— Start Text extract —

Kombrink holds a bachelor’s degree in artificial intelligence and a master’s degree in forensic science. It is her ambition to take her scientific research and develop a practical application for law enforcement agencies. “This is exactly what we are doing with Uncover,” she says. “We are developing a toolkit to help law enforcement agencies in European countries to not only detect, but also decipher hidden messages in digital content.”
The project has a duration of 36 months and will end in April 2024, by which time Kombrink hopes it will have a practical toolbox ready for LEAs. In the Netherlands and Belgium, law enforcement agencies already use Hansken, a digital forensics search engine that was developed by the NFI and provides a service-based approach for fast and efficient processing and investigating multiple terabytes of seized digital material.
The Uncover toolbox could be added to Hansken to enable foreign LEAs to uncover steganography. This all depends on the ultimate toolbox that will be developed, says Kombrink. “Because of the multiple ways stego can be deployed, we have to figure out whether we can build a tool that can cover various methods, or whether we would need to build different tools for different stego deployments,” she says.

— End Text extract —
— Start Given material —

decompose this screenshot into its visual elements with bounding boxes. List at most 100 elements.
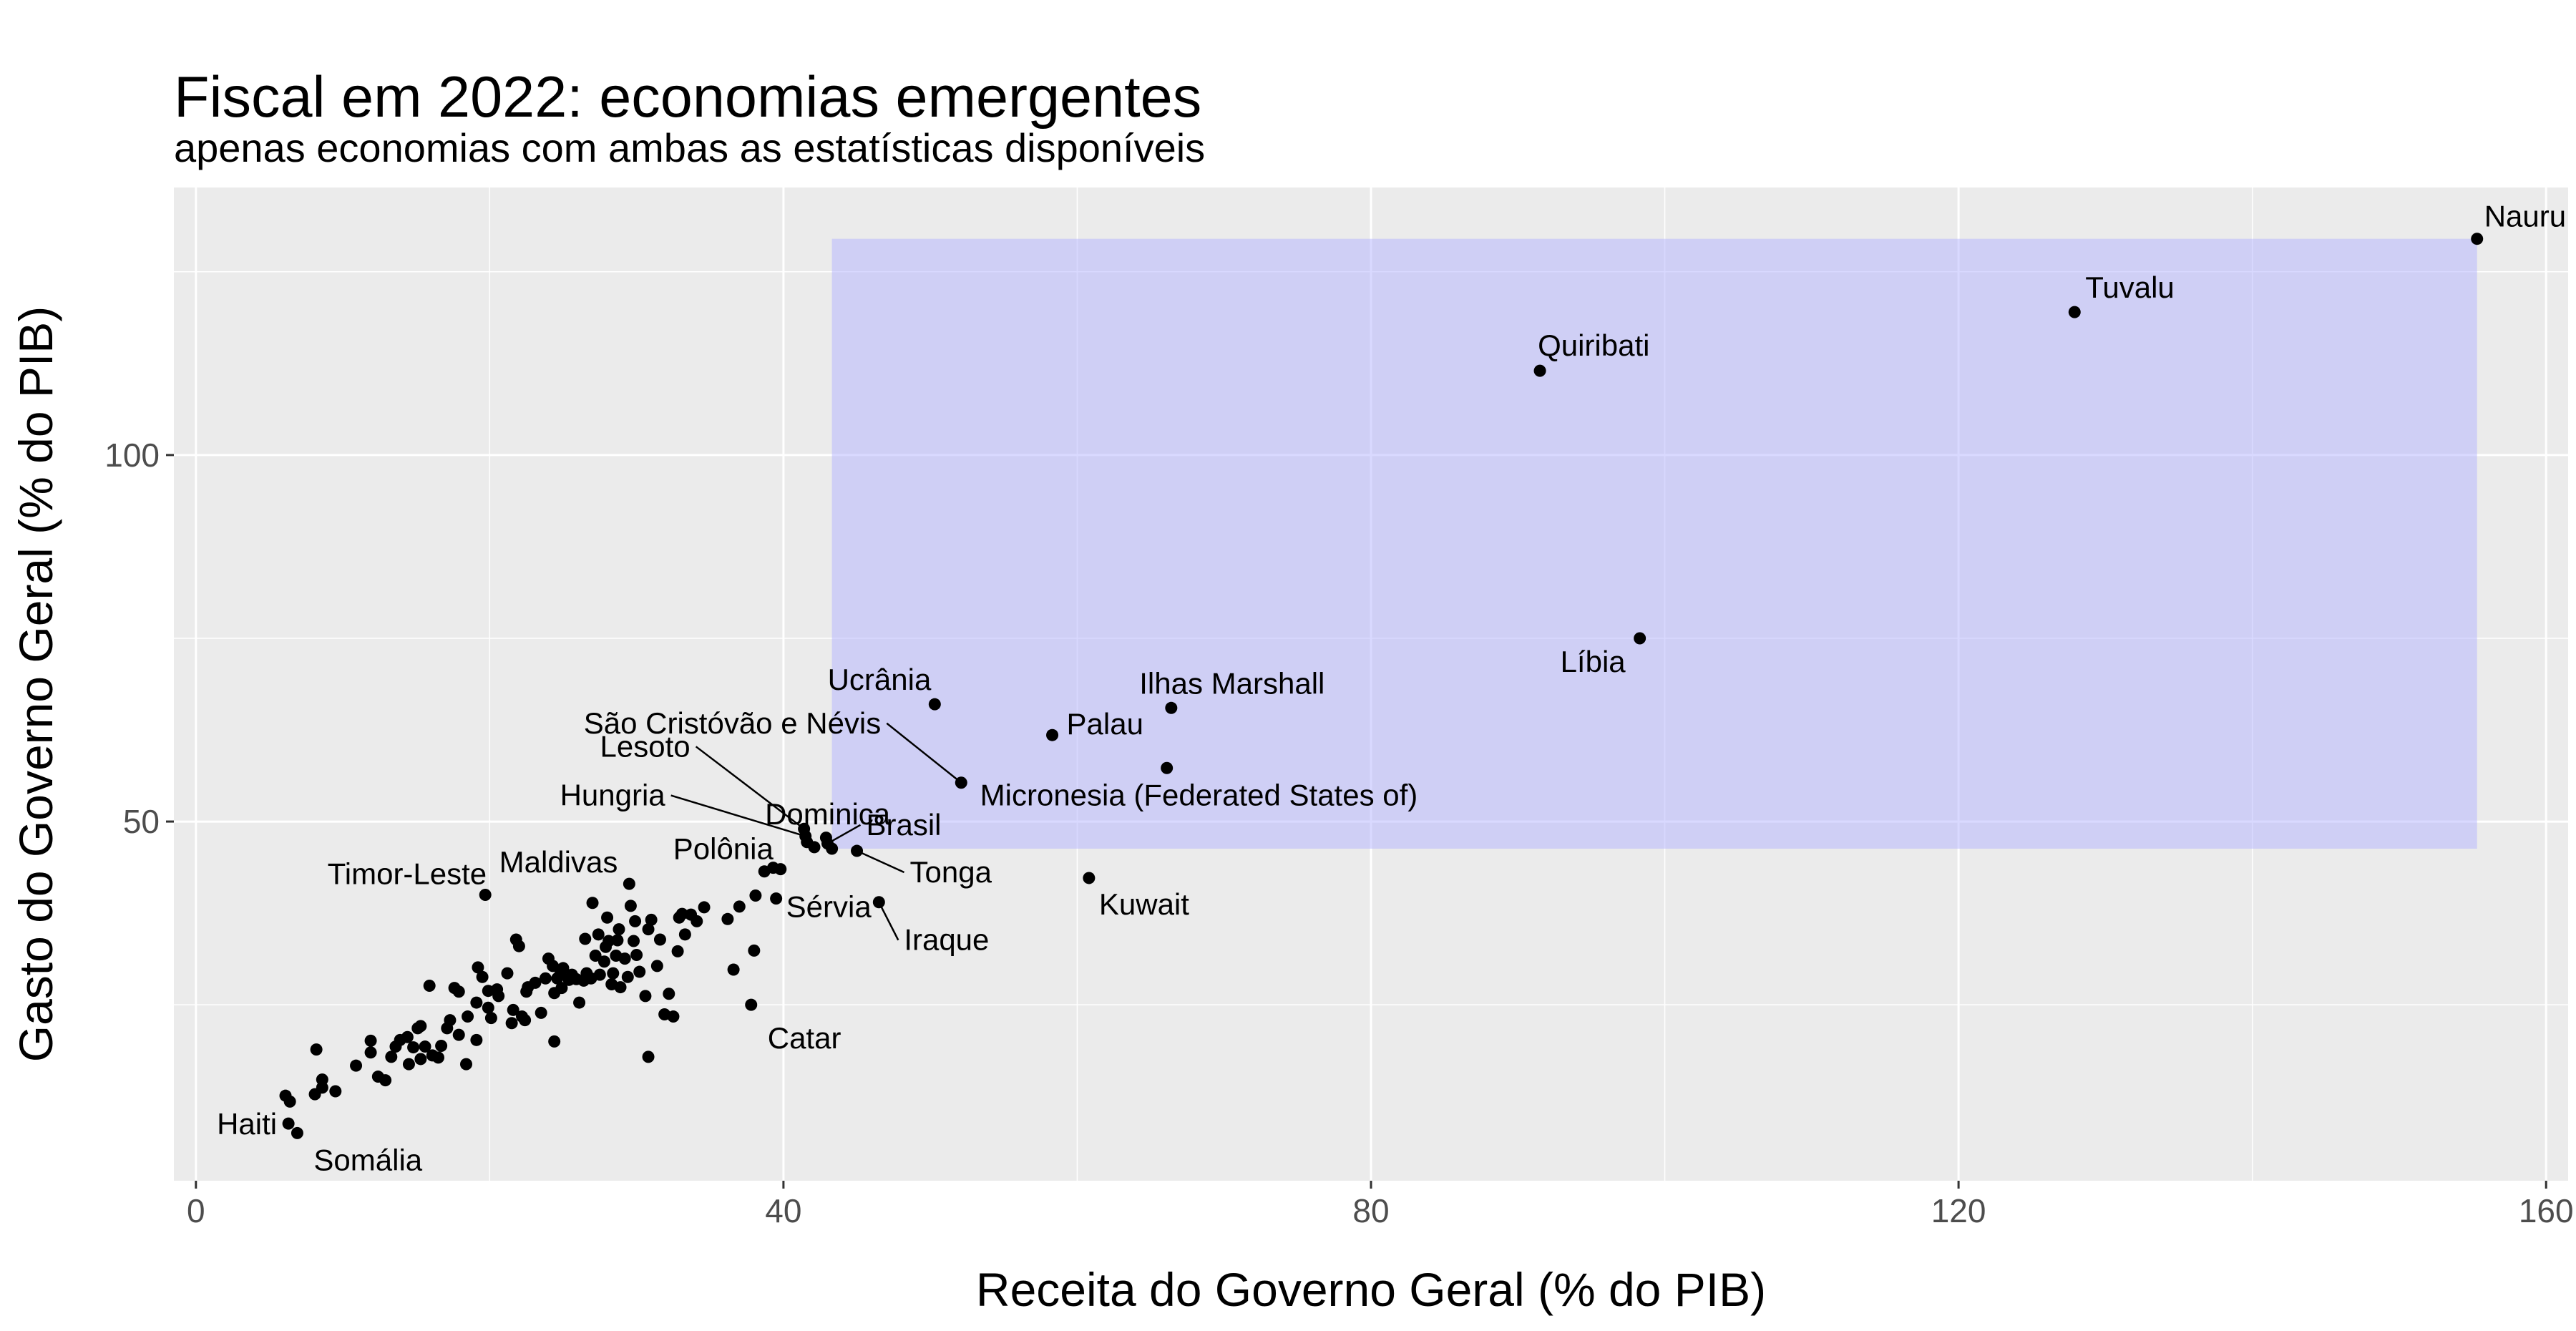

— End Given material —

_Aim_
Answer these questions about the Uncover project text, one line each:
1. What degrees does Kombrink hold?
2. In what month and year will the project end?
3. In which countries do law enforcement agencies already use Hansken?

_Full solution_
1. A bachelor's degree in artificial intelligence and a master's degree in forensic science.
2. April 2024.
3. The Netherlands and Belgium.